Dataset excerpt:
_ _ _ _ _

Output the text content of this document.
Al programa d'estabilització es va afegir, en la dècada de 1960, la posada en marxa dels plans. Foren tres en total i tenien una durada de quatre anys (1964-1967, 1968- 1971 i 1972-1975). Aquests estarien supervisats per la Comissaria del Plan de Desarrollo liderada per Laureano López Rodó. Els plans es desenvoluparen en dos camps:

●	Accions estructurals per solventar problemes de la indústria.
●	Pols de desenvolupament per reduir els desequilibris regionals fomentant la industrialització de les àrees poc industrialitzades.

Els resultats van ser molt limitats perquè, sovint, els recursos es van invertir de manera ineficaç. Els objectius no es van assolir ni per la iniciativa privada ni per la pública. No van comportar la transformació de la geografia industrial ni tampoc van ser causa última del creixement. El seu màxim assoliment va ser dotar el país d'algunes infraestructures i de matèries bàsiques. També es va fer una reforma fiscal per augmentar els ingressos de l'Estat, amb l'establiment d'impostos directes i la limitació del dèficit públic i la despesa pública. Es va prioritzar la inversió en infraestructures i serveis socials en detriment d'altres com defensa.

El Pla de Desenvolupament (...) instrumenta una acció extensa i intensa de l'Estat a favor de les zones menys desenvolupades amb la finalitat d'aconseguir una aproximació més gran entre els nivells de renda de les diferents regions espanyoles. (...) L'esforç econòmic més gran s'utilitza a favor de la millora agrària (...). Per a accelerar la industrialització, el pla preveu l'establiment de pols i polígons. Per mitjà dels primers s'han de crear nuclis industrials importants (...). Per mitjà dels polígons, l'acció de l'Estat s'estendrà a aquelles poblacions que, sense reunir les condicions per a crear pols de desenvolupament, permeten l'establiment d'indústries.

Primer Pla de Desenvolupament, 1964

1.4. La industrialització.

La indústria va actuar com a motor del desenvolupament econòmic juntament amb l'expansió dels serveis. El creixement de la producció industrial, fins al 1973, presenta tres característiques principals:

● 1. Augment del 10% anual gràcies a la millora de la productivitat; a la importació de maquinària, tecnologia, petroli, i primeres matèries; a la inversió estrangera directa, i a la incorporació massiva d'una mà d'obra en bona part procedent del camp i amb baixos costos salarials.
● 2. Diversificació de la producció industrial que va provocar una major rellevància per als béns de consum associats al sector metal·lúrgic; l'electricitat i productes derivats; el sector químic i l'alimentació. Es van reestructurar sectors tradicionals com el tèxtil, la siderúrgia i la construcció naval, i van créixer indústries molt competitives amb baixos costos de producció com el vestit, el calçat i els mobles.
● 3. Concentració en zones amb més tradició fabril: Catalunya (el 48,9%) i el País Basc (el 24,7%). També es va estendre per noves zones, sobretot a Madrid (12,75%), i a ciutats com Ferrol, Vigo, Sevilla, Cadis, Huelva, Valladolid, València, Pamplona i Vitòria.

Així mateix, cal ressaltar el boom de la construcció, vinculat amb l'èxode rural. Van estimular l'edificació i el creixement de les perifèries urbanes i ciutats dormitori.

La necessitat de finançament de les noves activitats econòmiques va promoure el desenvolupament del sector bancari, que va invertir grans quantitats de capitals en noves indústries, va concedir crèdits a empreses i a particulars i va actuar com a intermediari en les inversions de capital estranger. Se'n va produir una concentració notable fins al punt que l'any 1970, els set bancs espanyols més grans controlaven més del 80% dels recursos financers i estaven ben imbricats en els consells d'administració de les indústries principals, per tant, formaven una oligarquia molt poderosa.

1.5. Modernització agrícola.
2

_ _ _ _ _

=== What to work on ===
Look through the data above. Find each line with the string "construcció" and copy it.

=== Answer to this exercise ===
● 2. Diversificació de la producció industrial que va provocar una major rellevància per als béns de consum associats al sector metal·lúrgic; l'electricitat i productes derivats; el sector químic i l'alimentació. Es van reestructurar sectors tradicionals com el tèxtil, la siderúrgia i la construcció naval, i van créixer indústries molt competitives amb baixos costos de producció com el vestit, el calçat i els mobles.
Així mateix, cal ressaltar el boom de la construcció, vinculat amb l'èxode rural. Van estimular l'edificació i el creixement de les perifèries urbanes i ciutats dormitori.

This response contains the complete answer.